TASK DESCRIPTION » Only the number is wanted: how many lines contain the string "content"?

MATERIAL FOR THIS EXERCISE »
----
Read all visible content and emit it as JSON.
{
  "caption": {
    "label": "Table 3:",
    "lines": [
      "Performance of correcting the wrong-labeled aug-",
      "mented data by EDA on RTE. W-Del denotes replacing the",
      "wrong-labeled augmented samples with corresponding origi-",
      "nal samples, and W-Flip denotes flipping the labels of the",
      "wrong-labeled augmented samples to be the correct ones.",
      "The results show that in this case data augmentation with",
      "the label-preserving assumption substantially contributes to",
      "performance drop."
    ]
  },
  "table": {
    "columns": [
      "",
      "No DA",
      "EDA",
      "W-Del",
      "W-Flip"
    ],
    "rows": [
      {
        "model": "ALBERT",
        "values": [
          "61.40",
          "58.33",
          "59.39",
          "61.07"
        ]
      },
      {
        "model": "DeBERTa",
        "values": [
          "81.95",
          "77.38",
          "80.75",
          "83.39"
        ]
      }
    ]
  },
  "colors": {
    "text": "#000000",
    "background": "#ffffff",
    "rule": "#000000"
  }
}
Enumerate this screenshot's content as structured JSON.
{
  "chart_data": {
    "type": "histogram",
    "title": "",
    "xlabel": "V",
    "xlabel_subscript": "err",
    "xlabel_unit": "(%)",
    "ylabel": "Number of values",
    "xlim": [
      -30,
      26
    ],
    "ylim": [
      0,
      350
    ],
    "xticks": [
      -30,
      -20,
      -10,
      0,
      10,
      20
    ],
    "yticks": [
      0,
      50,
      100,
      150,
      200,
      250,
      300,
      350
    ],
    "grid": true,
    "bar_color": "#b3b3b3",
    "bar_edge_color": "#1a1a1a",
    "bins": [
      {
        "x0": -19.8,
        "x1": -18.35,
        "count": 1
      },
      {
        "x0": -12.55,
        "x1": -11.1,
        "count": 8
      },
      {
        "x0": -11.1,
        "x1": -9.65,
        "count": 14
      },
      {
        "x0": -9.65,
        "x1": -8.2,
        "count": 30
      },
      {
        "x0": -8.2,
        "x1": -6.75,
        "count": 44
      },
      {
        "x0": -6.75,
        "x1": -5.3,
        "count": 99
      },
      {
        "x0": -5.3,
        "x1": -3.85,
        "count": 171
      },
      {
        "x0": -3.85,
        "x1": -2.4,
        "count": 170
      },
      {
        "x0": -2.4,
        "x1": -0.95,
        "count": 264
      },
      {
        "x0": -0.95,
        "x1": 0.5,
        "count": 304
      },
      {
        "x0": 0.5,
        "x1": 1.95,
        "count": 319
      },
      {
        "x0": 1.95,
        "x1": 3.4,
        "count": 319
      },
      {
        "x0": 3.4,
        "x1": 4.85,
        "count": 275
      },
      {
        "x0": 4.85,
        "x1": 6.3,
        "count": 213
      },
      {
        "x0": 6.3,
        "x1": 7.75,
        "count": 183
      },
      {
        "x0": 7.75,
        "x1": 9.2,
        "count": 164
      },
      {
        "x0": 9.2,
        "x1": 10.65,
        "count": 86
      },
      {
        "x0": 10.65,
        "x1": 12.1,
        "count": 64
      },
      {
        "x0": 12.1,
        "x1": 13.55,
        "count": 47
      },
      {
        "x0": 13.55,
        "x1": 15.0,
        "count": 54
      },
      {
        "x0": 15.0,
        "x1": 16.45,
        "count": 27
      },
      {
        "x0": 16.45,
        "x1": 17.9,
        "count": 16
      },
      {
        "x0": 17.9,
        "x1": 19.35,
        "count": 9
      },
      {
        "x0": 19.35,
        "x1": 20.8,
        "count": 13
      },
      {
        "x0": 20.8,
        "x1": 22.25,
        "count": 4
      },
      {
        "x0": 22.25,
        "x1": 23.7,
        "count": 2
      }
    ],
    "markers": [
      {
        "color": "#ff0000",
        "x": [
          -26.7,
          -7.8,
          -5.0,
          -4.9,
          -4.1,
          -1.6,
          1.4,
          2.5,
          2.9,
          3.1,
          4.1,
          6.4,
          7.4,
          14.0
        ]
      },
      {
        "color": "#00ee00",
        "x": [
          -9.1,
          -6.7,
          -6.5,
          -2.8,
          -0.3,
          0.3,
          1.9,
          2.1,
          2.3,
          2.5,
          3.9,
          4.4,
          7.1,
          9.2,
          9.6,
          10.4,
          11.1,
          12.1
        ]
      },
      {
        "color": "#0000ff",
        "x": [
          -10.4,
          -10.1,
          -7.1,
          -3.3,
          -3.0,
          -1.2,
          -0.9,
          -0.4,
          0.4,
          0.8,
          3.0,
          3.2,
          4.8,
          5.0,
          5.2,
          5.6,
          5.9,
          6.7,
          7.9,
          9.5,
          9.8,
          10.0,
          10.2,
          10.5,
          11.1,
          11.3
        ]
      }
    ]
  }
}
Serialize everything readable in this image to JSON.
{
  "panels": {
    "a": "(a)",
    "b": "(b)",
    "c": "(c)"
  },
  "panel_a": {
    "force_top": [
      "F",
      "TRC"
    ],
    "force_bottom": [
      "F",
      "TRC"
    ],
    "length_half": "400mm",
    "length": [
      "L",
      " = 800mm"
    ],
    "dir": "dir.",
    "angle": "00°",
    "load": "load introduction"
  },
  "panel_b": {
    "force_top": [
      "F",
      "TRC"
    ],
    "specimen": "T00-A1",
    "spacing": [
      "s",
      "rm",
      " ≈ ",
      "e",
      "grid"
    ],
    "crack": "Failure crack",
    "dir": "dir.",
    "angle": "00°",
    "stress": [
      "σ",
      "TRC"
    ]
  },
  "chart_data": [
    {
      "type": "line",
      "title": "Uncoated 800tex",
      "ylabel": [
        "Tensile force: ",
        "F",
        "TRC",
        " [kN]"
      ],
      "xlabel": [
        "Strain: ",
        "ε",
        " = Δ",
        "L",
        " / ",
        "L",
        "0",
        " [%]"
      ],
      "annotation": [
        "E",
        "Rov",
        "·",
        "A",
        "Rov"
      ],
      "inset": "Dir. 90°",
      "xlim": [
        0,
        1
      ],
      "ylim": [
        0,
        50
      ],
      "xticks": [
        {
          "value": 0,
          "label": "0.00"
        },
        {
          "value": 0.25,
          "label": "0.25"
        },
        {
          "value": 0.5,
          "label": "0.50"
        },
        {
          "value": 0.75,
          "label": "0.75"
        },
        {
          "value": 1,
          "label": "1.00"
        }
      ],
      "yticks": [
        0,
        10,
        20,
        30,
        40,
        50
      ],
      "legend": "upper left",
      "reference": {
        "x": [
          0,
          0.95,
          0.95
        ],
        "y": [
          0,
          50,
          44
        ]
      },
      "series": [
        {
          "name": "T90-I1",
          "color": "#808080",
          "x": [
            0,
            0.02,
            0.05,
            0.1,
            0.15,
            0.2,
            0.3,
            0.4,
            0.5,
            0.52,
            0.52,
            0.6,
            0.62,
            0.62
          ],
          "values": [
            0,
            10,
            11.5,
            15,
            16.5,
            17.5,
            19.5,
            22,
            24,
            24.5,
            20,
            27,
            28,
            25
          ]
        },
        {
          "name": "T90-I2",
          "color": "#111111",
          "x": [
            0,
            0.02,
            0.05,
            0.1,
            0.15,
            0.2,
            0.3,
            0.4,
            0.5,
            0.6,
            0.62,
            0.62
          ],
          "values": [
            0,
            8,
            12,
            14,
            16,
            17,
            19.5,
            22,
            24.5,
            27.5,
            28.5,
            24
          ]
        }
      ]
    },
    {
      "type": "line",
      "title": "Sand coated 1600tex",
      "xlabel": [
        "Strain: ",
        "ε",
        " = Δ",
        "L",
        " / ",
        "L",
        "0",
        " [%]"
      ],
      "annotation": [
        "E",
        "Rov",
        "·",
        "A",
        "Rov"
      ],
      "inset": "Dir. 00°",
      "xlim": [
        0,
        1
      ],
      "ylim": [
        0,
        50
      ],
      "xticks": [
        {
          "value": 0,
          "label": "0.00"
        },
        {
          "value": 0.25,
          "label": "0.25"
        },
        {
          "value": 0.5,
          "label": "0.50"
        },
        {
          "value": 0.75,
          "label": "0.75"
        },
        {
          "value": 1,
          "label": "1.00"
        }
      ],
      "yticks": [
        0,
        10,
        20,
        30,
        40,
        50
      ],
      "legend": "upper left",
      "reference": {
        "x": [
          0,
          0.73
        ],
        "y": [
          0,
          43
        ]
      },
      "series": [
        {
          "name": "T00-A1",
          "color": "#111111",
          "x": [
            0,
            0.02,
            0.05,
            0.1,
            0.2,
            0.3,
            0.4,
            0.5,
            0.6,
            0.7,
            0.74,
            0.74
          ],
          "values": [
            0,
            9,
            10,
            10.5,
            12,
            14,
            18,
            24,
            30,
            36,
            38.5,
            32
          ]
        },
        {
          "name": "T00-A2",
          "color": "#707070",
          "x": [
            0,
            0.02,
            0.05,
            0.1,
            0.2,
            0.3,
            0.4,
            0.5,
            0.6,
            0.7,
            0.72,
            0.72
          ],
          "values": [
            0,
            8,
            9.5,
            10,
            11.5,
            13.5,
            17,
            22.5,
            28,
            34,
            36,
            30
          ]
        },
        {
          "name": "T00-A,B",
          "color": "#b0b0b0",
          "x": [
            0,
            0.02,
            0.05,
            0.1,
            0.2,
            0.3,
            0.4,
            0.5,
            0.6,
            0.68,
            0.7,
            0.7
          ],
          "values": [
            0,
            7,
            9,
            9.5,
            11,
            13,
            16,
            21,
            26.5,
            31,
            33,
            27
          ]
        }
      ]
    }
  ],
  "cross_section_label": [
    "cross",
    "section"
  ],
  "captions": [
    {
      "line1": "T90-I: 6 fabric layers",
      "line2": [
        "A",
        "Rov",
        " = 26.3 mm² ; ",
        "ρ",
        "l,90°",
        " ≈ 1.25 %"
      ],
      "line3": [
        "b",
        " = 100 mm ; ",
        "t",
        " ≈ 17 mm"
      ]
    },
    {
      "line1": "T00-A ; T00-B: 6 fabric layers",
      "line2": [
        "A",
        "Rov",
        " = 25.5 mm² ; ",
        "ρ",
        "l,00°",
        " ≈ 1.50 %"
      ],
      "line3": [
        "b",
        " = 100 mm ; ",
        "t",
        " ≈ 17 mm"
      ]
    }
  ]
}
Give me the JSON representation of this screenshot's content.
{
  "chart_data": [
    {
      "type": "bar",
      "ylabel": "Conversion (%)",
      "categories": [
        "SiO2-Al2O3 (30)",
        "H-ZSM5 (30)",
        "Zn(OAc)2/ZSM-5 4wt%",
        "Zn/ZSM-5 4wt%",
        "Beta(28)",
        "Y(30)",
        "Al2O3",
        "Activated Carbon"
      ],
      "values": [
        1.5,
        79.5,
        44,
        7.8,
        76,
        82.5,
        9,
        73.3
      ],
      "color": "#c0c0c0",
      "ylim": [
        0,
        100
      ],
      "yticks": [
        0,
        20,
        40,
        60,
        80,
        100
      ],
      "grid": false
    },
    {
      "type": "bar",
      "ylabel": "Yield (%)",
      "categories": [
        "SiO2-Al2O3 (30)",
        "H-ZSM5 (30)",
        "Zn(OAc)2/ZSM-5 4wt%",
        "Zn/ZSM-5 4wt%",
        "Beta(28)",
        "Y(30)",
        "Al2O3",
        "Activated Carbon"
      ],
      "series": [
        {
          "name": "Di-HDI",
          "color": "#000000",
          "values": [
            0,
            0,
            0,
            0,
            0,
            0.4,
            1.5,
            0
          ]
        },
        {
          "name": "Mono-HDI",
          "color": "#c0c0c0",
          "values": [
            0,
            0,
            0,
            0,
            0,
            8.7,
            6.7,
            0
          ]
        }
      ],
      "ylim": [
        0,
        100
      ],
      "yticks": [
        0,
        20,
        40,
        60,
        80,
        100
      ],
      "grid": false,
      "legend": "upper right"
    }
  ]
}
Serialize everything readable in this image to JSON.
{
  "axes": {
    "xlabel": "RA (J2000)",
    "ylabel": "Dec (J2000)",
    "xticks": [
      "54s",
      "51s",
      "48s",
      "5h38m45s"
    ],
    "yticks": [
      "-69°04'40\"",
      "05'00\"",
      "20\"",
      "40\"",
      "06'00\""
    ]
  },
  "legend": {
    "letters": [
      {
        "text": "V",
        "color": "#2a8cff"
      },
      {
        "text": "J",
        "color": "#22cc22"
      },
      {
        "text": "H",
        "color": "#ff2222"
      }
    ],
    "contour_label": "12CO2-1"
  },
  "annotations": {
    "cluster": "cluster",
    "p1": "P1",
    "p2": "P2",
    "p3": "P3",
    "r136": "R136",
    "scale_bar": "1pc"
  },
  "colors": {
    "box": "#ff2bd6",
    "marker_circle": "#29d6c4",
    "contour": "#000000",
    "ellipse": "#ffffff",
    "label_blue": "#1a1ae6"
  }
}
----
PROBLEM SOLUTION » 3